[Data records]
__________

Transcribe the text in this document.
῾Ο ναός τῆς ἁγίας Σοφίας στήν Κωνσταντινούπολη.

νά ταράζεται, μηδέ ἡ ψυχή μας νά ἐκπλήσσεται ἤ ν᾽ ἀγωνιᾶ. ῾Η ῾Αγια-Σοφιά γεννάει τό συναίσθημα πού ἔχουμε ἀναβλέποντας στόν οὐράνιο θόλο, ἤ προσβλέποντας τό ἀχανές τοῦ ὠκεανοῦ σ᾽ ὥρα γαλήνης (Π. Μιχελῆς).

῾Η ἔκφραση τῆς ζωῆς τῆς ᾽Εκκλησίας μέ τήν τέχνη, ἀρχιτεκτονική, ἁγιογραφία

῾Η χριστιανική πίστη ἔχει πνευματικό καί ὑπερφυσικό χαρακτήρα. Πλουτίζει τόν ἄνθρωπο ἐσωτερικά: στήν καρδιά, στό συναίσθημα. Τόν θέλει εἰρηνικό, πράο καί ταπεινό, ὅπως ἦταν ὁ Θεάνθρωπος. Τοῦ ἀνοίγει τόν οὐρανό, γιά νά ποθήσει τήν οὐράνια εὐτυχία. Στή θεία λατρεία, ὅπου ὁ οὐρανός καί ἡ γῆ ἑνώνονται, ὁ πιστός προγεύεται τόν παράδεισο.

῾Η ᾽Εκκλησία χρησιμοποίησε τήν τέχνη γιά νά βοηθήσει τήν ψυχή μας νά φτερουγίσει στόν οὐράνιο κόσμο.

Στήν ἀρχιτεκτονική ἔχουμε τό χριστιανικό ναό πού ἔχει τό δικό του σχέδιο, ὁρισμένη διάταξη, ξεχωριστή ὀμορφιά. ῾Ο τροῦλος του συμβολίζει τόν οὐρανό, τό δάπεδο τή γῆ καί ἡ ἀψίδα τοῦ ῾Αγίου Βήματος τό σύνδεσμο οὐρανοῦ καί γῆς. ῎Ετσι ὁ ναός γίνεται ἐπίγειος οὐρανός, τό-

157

__________

### Written instruction
Repeat the whole listing exactly, keeping every line intact.

### Worked answer
Transcribe the text in this document.
῾Ο ναός τῆς ἁγίας Σοφίας στήν Κωνσταντινούπολη.

νά ταράζεται, μηδέ ἡ ψυχή μας νά ἐκπλήσσεται ἤ ν᾽ ἀγωνιᾶ. ῾Η ῾Αγια-Σοφιά γεννάει τό συναίσθημα πού ἔχουμε ἀναβλέποντας στόν οὐράνιο θόλο, ἤ προσβλέποντας τό ἀχανές τοῦ ὠκεανοῦ σ᾽ ὥρα γαλήνης (Π. Μιχελῆς).

῾Η ἔκφραση τῆς ζωῆς τῆς ᾽Εκκλησίας μέ τήν τέχνη, ἀρχιτεκτονική, ἁγιογραφία

῾Η χριστιανική πίστη ἔχει πνευματικό καί ὑπερφυσικό χαρακτήρα. Πλουτίζει τόν ἄνθρωπο ἐσωτερικά: στήν καρδιά, στό συναίσθημα. Τόν θέλει εἰρηνικό, πράο καί ταπεινό, ὅπως ἦταν ὁ Θεάνθρωπος. Τοῦ ἀνοίγει τόν οὐρανό, γιά νά ποθήσει τήν οὐράνια εὐτυχία. Στή θεία λατρεία, ὅπου ὁ οὐρανός καί ἡ γῆ ἑνώνονται, ὁ πιστός προγεύεται τόν παράδεισο.

῾Η ᾽Εκκλησία χρησιμοποίησε τήν τέχνη γιά νά βοηθήσει τήν ψυχή μας νά φτερουγίσει στόν οὐράνιο κόσμο.

Στήν ἀρχιτεκτονική ἔχουμε τό χριστιανικό ναό πού ἔχει τό δικό του σχέδιο, ὁρισμένη διάταξη, ξεχωριστή ὀμορφιά. ῾Ο τροῦλος του συμβολίζει τόν οὐρανό, τό δάπεδο τή γῆ καί ἡ ἀψίδα τοῦ ῾Αγίου Βήματος τό σύνδεσμο οὐρανοῦ καί γῆς. ῎Ετσι ὁ ναός γίνεται ἐπίγειος οὐρανός, τό-

157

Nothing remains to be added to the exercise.